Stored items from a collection
★ ★ ★ ★ ★
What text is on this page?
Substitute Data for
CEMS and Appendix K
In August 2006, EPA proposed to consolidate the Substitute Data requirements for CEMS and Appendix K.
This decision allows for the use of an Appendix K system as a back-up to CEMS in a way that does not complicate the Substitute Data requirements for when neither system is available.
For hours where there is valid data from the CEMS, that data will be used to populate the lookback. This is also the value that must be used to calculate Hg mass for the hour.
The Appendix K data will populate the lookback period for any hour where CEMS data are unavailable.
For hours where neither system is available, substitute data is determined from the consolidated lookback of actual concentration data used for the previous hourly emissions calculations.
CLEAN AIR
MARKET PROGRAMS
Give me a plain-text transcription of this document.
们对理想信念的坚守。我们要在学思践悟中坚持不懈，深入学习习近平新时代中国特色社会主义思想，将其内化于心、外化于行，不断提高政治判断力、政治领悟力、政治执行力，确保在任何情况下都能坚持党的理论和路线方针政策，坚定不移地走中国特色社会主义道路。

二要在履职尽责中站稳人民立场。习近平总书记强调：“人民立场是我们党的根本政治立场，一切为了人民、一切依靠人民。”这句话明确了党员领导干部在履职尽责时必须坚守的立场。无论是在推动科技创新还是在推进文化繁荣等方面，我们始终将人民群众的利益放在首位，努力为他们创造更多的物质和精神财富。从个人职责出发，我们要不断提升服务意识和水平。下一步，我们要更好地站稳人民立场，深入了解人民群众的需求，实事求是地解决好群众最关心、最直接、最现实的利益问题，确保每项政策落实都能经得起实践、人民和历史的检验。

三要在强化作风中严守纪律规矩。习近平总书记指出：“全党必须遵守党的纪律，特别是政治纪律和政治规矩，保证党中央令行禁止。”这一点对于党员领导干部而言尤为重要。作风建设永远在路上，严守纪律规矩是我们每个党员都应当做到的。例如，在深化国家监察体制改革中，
★ ★ ★ ★ ★
Give back only a number, the number of lines where the string "used" occurs.

2